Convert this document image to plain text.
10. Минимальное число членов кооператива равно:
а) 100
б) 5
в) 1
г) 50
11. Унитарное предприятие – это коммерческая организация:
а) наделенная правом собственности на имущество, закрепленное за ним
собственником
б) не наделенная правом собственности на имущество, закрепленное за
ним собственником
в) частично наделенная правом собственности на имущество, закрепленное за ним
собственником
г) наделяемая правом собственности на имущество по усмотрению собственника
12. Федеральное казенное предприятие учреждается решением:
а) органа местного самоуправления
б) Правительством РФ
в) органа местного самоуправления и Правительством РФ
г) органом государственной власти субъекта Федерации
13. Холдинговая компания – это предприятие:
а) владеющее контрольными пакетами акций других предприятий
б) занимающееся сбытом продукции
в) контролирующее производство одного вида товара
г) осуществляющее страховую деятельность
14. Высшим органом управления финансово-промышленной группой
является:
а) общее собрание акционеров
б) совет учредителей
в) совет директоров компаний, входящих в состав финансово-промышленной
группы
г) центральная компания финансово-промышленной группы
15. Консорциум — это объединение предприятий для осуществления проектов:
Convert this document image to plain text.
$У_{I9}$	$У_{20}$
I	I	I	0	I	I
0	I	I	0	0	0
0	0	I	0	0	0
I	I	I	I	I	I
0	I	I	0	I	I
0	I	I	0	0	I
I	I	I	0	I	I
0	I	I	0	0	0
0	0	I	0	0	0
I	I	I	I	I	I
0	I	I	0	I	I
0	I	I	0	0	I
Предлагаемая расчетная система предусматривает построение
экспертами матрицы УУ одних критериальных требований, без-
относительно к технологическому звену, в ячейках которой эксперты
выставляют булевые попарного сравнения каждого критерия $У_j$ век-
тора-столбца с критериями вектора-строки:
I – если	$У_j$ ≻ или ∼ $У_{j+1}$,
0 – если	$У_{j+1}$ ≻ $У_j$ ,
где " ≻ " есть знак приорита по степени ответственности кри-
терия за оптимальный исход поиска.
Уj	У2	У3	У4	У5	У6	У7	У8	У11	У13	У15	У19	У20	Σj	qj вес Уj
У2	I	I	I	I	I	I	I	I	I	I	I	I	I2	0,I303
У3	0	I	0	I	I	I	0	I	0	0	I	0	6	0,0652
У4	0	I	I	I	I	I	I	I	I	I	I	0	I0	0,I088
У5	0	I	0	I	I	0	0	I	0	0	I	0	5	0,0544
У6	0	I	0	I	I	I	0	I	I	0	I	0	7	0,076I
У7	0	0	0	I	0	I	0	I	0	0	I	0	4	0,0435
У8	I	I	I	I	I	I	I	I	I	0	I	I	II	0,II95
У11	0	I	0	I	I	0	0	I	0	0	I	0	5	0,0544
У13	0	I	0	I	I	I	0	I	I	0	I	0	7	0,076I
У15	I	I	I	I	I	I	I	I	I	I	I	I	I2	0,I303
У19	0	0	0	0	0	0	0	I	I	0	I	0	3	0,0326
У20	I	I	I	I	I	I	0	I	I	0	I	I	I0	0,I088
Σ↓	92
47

+++

# Your task:
Every record should be given again exactly.

# Exercise answer:
Convert this document image to plain text.
10. Минимальное число членов кооператива равно:
а) 100
б) 5
в) 1
г) 50
11. Унитарное предприятие – это коммерческая организация:
а) наделенная правом собственности на имущество, закрепленное за ним
собственником
б) не наделенная правом собственности на имущество, закрепленное за
ним собственником
в) частично наделенная правом собственности на имущество, закрепленное за ним
собственником
г) наделяемая правом собственности на имущество по усмотрению собственника
12. Федеральное казенное предприятие учреждается решением:
а) органа местного самоуправления
б) Правительством РФ
в) органа местного самоуправления и Правительством РФ
г) органом государственной власти субъекта Федерации
13. Холдинговая компания – это предприятие:
а) владеющее контрольными пакетами акций других предприятий
б) занимающееся сбытом продукции
в) контролирующее производство одного вида товара
г) осуществляющее страховую деятельность
14. Высшим органом управления финансово-промышленной группой
является:
а) общее собрание акционеров
б) совет учредителей
в) совет директоров компаний, входящих в состав финансово-промышленной
группы
г) центральная компания финансово-промышленной группы
15. Консорциум — это объединение предприятий для осуществления проектов:
Convert this document image to plain text.
$У_{I9}$	$У_{20}$
I	I	I	0	I	I
0	I	I	0	0	0
0	0	I	0	0	0
I	I	I	I	I	I
0	I	I	0	I	I
0	I	I	0	0	I
I	I	I	0	I	I
0	I	I	0	0	0
0	0	I	0	0	0
I	I	I	I	I	I
0	I	I	0	I	I
0	I	I	0	0	I
Предлагаемая расчетная система предусматривает построение
экспертами матрицы УУ одних критериальных требований, без-
относительно к технологическому звену, в ячейках которой эксперты
выставляют булевые попарного сравнения каждого критерия $У_j$ век-
тора-столбца с критериями вектора-строки:
I – если	$У_j$ ≻ или ∼ $У_{j+1}$,
0 – если	$У_{j+1}$ ≻ $У_j$ ,
где " ≻ " есть знак приорита по степени ответственности кри-
терия за оптимальный исход поиска.
Уj	У2	У3	У4	У5	У6	У7	У8	У11	У13	У15	У19	У20	Σj	qj вес Уj
У2	I	I	I	I	I	I	I	I	I	I	I	I	I2	0,I303
У3	0	I	0	I	I	I	0	I	0	0	I	0	6	0,0652
У4	0	I	I	I	I	I	I	I	I	I	I	0	I0	0,I088
У5	0	I	0	I	I	0	0	I	0	0	I	0	5	0,0544
У6	0	I	0	I	I	I	0	I	I	0	I	0	7	0,076I
У7	0	0	0	I	0	I	0	I	0	0	I	0	4	0,0435
У8	I	I	I	I	I	I	I	I	I	0	I	I	II	0,II95
У11	0	I	0	I	I	0	0	I	0	0	I	0	5	0,0544
У13	0	I	0	I	I	I	0	I	I	0	I	0	7	0,076I
У15	I	I	I	I	I	I	I	I	I	I	I	I	I2	0,I303
У19	0	0	0	0	0	0	0	I	I	0	I	0	3	0,0326
У20	I	I	I	I	I	I	0	I	I	0	I	I	I0	0,I088
Σ↓	92
47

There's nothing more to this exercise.